▶ [What needs to be done] Do any lines in the data below contain "Networks"? If so, copy every one of them.

▶ [Dataset records]
- - -

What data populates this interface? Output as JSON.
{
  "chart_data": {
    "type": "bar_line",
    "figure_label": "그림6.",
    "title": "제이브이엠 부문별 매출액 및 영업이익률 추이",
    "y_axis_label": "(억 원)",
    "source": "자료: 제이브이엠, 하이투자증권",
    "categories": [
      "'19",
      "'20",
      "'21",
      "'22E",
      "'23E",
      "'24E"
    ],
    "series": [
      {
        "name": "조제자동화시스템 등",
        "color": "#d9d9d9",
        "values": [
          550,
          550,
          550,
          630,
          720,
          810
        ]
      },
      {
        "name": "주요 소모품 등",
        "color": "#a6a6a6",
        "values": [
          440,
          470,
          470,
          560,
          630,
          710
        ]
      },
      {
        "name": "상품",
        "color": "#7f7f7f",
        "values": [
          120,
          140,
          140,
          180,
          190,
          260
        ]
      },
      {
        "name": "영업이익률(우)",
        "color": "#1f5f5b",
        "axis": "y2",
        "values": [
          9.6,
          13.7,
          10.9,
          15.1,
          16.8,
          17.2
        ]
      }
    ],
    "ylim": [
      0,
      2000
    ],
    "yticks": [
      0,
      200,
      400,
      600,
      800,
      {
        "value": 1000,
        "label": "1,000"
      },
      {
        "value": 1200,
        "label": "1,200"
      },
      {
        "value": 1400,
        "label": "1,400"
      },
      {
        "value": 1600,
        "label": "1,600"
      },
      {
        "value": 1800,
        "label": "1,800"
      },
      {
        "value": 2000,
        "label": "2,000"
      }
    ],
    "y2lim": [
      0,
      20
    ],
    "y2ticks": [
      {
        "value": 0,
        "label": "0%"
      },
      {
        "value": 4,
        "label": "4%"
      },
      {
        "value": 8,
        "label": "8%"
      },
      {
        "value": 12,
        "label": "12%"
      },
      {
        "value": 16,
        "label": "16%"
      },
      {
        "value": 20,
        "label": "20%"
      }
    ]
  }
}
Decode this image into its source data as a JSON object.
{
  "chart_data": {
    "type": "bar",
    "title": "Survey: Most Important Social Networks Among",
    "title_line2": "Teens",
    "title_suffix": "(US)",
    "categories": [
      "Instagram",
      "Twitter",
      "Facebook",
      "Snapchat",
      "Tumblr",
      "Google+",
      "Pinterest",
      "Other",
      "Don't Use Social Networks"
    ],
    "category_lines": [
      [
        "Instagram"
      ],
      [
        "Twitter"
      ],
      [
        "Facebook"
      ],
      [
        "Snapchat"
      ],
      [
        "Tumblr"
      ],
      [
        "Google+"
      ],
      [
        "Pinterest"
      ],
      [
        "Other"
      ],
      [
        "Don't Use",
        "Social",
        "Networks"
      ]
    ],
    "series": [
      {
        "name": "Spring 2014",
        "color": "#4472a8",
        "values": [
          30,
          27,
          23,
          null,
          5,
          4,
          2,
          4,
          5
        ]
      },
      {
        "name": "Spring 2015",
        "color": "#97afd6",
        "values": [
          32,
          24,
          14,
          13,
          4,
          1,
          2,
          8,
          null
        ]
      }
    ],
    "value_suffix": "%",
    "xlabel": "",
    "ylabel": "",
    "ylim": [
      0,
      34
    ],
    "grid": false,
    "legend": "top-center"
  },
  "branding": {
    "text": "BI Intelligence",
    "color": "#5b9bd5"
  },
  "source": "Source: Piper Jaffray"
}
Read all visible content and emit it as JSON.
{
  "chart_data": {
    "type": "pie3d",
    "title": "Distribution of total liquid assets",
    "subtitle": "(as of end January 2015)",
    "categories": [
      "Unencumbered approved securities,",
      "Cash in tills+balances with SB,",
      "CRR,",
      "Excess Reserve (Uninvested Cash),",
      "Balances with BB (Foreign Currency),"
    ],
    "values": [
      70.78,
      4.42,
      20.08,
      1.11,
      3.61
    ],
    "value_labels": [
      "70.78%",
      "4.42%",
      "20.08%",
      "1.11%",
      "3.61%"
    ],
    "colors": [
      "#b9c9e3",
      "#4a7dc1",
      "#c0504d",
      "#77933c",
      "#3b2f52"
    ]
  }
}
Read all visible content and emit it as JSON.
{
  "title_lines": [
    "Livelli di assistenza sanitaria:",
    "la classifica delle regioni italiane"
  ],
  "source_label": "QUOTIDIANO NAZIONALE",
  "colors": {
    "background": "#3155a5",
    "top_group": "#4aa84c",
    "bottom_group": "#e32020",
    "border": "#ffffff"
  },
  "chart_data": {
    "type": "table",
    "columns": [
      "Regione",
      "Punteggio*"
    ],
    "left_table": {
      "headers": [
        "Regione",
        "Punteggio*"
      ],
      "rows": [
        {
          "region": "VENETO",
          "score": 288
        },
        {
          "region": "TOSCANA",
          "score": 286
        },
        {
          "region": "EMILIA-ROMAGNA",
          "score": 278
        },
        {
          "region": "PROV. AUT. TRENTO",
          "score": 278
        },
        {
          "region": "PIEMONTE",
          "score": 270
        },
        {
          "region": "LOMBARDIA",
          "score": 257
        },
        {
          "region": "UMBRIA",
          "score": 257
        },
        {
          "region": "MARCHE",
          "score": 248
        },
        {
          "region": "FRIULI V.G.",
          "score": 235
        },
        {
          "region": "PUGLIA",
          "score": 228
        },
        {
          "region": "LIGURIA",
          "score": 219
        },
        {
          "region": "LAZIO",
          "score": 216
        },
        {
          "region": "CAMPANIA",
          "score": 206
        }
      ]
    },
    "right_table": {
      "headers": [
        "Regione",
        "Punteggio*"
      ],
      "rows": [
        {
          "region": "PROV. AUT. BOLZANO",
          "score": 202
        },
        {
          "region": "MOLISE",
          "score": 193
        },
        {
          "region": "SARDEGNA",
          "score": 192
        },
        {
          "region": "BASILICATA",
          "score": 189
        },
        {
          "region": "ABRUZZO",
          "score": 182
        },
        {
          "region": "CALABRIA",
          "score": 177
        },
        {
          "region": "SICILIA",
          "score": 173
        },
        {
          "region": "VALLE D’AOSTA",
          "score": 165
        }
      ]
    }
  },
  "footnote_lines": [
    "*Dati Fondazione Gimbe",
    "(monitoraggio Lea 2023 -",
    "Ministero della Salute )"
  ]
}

- - -

▶ [Result for this task]
    "title": "Survey: Most Important Social Networks Among",
      "Don't Use Social Networks"
        "Networks"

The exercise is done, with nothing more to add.